*DIRECTIONS*
Write the next portion of the article on exporting RIPE Atlas measurement results to Prometheus, continuing from its final sentence.

*DOCUMENT EXCERPT*
>>>

In this article I describe how I am using the atlas_exporter to export metrics based on RIPE Atlas results to Prometheus.
Introduction and Goals
I'm a big fan of Prometheus and time-series-based monitoring in general. While attending RIPE 74, I came up with the idea to use RIPE Atlas measurement results to improve my blackbox monitoring. The main goal was to monitor trends regarding latency, packet loss and hop counts. For example this gives me the opportunity to see impacts of changes after doing some traffic engineering. It's also helpful to see how latency changes over time and detect loss to avoid performance issues.
Since there was not an out-of-the-box solution for exporting measurement results to Prometheus, I decided to implement an exporter for the RIPE Atlas API in Go. Fortunately the Go bindings for the API were already made available by DNS-OARC which saved a lot of time.
What is atlas_exporter?
The atlas_exporter retrieves measurement results from the RIPE Atlas API and maps them to metrics. Prometheus can scrape these metrics periodically from the HTTP endpoint provided by the application. Numeric elements in Atlas measurement results are mapped to metrics. Other key attributes become labels. As of today atlas_exporter supports almost all measurement types of RIPE Atlas. Only wifi is not supported yet, because there were no obvious choices for metrics. Currently only the last measurement result is retrieved. For future releases a time span based solution is already planned.

<<<

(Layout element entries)
>>>

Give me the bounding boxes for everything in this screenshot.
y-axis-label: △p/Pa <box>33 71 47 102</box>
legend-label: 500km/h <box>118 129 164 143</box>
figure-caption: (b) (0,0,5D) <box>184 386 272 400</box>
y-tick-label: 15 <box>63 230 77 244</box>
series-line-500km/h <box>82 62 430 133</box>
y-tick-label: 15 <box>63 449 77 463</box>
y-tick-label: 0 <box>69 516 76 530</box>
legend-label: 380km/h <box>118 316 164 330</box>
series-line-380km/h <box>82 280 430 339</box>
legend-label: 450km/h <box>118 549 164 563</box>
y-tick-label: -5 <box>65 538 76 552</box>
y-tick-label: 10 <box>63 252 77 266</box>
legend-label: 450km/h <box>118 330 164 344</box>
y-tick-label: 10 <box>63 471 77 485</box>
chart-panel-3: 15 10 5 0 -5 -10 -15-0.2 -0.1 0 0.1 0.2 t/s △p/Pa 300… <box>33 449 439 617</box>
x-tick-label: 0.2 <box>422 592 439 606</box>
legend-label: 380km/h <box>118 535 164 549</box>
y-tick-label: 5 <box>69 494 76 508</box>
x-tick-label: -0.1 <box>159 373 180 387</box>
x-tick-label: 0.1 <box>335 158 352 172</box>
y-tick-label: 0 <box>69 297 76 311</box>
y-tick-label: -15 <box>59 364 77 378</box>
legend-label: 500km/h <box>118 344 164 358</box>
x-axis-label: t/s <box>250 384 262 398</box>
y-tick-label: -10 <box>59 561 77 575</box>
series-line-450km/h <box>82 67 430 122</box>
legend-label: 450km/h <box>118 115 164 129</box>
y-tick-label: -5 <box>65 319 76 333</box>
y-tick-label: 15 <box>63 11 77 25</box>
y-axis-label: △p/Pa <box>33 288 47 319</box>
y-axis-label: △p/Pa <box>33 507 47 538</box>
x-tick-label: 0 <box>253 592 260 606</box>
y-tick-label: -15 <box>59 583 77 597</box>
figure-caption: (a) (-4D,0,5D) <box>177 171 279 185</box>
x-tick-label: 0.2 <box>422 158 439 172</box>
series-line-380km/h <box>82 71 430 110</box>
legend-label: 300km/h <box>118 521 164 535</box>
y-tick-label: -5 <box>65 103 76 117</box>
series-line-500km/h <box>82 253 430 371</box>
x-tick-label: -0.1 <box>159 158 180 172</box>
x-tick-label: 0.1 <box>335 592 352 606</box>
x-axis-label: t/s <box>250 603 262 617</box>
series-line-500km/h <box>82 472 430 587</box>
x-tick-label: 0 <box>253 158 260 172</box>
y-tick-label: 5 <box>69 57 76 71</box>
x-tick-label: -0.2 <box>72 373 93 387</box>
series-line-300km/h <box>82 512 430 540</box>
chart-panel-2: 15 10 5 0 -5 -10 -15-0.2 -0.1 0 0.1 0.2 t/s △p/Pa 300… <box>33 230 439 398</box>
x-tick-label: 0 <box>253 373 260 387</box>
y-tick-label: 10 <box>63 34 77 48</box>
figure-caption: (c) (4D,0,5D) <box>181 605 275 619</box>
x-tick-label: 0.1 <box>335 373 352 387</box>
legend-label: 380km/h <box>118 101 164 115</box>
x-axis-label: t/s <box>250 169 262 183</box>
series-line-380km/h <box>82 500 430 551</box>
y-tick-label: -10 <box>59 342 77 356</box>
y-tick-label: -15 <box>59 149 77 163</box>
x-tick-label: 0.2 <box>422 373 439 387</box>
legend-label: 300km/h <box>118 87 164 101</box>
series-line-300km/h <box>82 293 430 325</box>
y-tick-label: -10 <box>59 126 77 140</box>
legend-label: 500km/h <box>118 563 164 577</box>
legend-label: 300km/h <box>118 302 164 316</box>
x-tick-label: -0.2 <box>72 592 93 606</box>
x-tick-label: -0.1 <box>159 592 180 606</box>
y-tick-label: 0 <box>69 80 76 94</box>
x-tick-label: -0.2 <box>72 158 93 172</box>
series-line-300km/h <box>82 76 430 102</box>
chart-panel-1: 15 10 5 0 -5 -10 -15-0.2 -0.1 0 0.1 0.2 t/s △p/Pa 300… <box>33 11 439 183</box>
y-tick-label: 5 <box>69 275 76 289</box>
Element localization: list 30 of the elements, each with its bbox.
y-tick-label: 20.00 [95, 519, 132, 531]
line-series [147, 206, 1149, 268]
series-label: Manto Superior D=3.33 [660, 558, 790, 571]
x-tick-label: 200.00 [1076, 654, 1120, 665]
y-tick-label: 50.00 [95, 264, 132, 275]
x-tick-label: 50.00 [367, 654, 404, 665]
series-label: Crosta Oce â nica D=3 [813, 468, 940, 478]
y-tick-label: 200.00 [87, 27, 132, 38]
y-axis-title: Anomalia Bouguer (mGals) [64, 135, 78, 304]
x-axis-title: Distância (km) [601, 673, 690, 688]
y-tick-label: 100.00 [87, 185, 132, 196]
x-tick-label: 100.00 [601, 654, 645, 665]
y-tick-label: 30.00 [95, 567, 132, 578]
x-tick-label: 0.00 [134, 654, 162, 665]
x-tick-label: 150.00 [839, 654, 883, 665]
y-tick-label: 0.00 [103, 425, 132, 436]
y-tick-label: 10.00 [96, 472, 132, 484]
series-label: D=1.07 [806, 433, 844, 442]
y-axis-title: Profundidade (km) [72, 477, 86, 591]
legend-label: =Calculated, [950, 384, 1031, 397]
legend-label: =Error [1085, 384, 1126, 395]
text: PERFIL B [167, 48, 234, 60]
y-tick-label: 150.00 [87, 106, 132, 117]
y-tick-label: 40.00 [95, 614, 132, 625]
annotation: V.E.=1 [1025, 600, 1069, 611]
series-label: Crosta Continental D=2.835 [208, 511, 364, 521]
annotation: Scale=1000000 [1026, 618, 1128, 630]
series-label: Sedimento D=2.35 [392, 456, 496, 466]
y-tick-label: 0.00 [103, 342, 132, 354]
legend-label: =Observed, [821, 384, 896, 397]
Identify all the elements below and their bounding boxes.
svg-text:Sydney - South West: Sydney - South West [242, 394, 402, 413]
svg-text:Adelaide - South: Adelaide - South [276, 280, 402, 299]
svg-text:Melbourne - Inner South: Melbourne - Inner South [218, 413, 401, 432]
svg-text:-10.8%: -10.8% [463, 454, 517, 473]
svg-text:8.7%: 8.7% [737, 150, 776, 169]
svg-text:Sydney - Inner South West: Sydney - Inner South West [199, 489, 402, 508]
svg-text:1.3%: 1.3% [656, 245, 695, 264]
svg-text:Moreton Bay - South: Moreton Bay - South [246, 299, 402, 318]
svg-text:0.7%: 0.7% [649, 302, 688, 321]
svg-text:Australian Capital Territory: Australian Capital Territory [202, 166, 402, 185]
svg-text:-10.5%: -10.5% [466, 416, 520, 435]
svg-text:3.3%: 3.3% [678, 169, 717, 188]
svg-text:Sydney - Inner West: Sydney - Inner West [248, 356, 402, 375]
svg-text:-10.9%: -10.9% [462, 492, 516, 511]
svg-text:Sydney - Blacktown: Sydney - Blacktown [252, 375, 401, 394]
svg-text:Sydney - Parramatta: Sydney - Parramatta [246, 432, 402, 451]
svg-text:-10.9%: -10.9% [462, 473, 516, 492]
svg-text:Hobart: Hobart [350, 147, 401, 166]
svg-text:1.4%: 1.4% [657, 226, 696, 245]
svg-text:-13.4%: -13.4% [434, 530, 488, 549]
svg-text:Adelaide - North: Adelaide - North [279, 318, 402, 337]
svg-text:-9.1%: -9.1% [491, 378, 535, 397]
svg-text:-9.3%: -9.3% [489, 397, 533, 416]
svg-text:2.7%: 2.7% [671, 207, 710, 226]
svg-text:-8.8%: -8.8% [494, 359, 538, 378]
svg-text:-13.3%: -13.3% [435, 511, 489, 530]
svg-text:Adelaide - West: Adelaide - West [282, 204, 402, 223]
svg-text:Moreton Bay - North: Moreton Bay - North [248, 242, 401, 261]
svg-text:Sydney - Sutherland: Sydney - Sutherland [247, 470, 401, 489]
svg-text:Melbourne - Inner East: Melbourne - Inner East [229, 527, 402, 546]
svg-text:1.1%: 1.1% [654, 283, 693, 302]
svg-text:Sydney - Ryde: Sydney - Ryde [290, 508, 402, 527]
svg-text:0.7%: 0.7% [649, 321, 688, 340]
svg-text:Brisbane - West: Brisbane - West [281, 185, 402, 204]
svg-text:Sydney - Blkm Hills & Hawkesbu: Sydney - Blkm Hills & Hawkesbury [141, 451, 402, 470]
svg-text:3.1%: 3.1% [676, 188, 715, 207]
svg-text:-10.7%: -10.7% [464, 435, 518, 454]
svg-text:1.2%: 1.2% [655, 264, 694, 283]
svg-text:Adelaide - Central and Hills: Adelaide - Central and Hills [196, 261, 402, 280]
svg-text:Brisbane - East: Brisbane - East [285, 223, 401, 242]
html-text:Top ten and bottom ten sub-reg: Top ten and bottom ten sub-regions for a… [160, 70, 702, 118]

<<<

*REPLY TO THE EXERCISE*
In my ASes I use Atlas metrics to monitor latency, packet loss and hop counts over time. An alerting based on these metrics is planned too. For example if a defined percentage of probes in a big eyeball AS can not reach my AS any more I want to be paged.
In the image below you can see a visualisation of ping and traceroute measurements in Grafana. In detail it shows the trend over one hour of latency and hop counts from 50 random probes targeting a router in one of my ASes. If there are more than one probe in the same AS the metrics of these probes are averaged.
Hopefully this project is useful for other people in our community too. Feedback will be much appreciated.
Below you can find the pointer to the source code for the atlas_exporter and some documentation on how to use the tool, including some example cases.
Source code and contribution
The source code for atlas_exporter is available on Github. I'm open for feature suggestions and pull requests. Please feel free to contribute.
AS-lookup and caching
Measurement data provided by the API does not contain AS information. For me it was important to get this information in a time efficient way. Based on the ID of the probe, atlas_exporter retrieves the AS number in a separate call per measurement result. These calls are performed in parallel. Of course it doesn't make sense to get this information during every scrape, so they are cached in memory for a defined time. There are two flags to configure the cache timers which can be set as start parameters.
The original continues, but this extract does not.